--- Information given ---

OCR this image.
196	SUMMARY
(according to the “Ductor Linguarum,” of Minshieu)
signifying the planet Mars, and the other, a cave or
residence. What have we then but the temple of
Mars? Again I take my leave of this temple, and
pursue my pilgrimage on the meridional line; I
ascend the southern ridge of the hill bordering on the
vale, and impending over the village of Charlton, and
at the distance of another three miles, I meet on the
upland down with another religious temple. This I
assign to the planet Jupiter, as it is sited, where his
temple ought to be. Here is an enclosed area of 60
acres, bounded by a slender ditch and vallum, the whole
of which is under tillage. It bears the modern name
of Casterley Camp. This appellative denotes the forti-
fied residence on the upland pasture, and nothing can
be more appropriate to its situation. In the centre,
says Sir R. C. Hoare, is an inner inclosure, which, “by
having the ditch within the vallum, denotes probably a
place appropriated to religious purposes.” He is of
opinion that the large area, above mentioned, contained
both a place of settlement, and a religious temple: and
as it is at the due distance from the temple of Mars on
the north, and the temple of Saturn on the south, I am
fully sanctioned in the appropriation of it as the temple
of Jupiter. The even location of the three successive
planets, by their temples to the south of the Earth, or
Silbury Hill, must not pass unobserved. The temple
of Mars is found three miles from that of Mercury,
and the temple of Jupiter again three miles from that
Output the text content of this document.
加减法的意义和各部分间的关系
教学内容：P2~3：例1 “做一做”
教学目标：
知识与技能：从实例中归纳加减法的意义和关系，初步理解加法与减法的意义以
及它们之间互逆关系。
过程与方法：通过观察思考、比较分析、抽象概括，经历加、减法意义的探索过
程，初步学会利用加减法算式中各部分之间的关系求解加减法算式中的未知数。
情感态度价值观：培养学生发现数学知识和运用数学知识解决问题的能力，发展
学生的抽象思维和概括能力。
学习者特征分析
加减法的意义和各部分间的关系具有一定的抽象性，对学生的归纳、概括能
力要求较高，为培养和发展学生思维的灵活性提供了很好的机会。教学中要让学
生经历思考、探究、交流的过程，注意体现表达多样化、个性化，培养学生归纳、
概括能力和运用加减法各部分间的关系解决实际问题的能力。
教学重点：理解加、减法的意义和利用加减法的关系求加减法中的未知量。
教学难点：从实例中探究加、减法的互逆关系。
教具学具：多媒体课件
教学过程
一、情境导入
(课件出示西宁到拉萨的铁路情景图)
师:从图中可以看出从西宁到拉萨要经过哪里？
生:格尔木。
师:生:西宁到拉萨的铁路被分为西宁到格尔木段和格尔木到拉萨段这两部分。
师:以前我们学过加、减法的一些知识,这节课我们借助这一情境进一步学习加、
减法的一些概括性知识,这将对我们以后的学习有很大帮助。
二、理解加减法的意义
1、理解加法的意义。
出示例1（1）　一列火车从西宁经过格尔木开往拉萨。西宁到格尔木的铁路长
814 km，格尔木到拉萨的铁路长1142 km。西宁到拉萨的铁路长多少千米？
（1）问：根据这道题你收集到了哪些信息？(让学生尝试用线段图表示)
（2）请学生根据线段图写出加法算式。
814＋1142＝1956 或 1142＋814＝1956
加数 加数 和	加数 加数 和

---

• Work required: Filter the data for the string "residence" and copy every line that has it.

• Response below:
residence. What have we then but the temple of
fied residence on the upland pasture, and nothing can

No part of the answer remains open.